### What is asked
Print each line of the listing once more, precisely as given.

### Collected data
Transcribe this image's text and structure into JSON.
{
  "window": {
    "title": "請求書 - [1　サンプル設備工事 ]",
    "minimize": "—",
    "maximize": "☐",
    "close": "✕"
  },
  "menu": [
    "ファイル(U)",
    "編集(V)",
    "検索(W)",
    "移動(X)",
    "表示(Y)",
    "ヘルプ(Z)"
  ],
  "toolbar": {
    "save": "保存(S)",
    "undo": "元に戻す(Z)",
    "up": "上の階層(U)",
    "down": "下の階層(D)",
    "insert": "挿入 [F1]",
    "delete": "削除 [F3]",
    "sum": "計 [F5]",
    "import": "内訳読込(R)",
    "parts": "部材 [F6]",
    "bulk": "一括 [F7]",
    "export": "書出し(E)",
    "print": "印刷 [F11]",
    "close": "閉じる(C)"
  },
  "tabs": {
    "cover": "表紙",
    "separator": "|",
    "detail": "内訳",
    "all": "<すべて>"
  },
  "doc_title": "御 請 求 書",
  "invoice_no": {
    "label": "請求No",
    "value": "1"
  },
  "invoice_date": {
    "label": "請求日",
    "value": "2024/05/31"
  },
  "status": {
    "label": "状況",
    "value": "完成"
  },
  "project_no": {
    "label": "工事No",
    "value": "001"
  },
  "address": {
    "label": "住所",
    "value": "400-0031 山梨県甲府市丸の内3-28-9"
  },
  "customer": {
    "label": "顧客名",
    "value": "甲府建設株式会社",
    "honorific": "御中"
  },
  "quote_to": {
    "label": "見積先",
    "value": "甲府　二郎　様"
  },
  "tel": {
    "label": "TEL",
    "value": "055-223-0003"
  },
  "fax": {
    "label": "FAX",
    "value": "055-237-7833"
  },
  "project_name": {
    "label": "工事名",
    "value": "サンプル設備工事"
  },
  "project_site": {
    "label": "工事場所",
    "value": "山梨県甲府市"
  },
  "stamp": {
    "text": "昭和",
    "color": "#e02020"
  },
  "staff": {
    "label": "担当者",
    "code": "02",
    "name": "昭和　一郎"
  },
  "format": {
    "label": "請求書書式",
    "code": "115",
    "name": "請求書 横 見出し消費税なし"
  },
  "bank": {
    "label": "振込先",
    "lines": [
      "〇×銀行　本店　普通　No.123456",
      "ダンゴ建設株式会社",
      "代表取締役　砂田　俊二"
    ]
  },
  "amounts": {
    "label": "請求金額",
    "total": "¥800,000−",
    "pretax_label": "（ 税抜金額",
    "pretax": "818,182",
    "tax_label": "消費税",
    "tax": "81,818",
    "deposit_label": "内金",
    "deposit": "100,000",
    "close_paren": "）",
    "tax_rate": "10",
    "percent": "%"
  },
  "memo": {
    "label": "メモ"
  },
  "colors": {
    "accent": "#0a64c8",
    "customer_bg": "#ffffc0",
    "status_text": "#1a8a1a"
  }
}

### Result below
Transcribe this image's text and structure into JSON.
{
  "window": {
    "title": "請求書 - [1　サンプル設備工事 ]",
    "minimize": "—",
    "maximize": "☐",
    "close": "✕"
  },
  "menu": [
    "ファイル(U)",
    "編集(V)",
    "検索(W)",
    "移動(X)",
    "表示(Y)",
    "ヘルプ(Z)"
  ],
  "toolbar": {
    "save": "保存(S)",
    "undo": "元に戻す(Z)",
    "up": "上の階層(U)",
    "down": "下の階層(D)",
    "insert": "挿入 [F1]",
    "delete": "削除 [F3]",
    "sum": "計 [F5]",
    "import": "内訳読込(R)",
    "parts": "部材 [F6]",
    "bulk": "一括 [F7]",
    "export": "書出し(E)",
    "print": "印刷 [F11]",
    "close": "閉じる(C)"
  },
  "tabs": {
    "cover": "表紙",
    "separator": "|",
    "detail": "内訳",
    "all": "<すべて>"
  },
  "doc_title": "御 請 求 書",
  "invoice_no": {
    "label": "請求No",
    "value": "1"
  },
  "invoice_date": {
    "label": "請求日",
    "value": "2024/05/31"
  },
  "status": {
    "label": "状況",
    "value": "完成"
  },
  "project_no": {
    "label": "工事No",
    "value": "001"
  },
  "address": {
    "label": "住所",
    "value": "400-0031 山梨県甲府市丸の内3-28-9"
  },
  "customer": {
    "label": "顧客名",
    "value": "甲府建設株式会社",
    "honorific": "御中"
  },
  "quote_to": {
    "label": "見積先",
    "value": "甲府　二郎　様"
  },
  "tel": {
    "label": "TEL",
    "value": "055-223-0003"
  },
  "fax": {
    "label": "FAX",
    "value": "055-237-7833"
  },
  "project_name": {
    "label": "工事名",
    "value": "サンプル設備工事"
  },
  "project_site": {
    "label": "工事場所",
    "value": "山梨県甲府市"
  },
  "stamp": {
    "text": "昭和",
    "color": "#e02020"
  },
  "staff": {
    "label": "担当者",
    "code": "02",
    "name": "昭和　一郎"
  },
  "format": {
    "label": "請求書書式",
    "code": "115",
    "name": "請求書 横 見出し消費税なし"
  },
  "bank": {
    "label": "振込先",
    "lines": [
      "〇×銀行　本店　普通　No.123456",
      "ダンゴ建設株式会社",
      "代表取締役　砂田　俊二"
    ]
  },
  "amounts": {
    "label": "請求金額",
    "total": "¥800,000−",
    "pretax_label": "（ 税抜金額",
    "pretax": "818,182",
    "tax_label": "消費税",
    "tax": "81,818",
    "deposit_label": "内金",
    "deposit": "100,000",
    "close_paren": "）",
    "tax_rate": "10",
    "percent": "%"
  },
  "memo": {
    "label": "メモ"
  },
  "colors": {
    "accent": "#0a64c8",
    "customer_bg": "#ffffc0",
    "status_text": "#1a8a1a"
  }
}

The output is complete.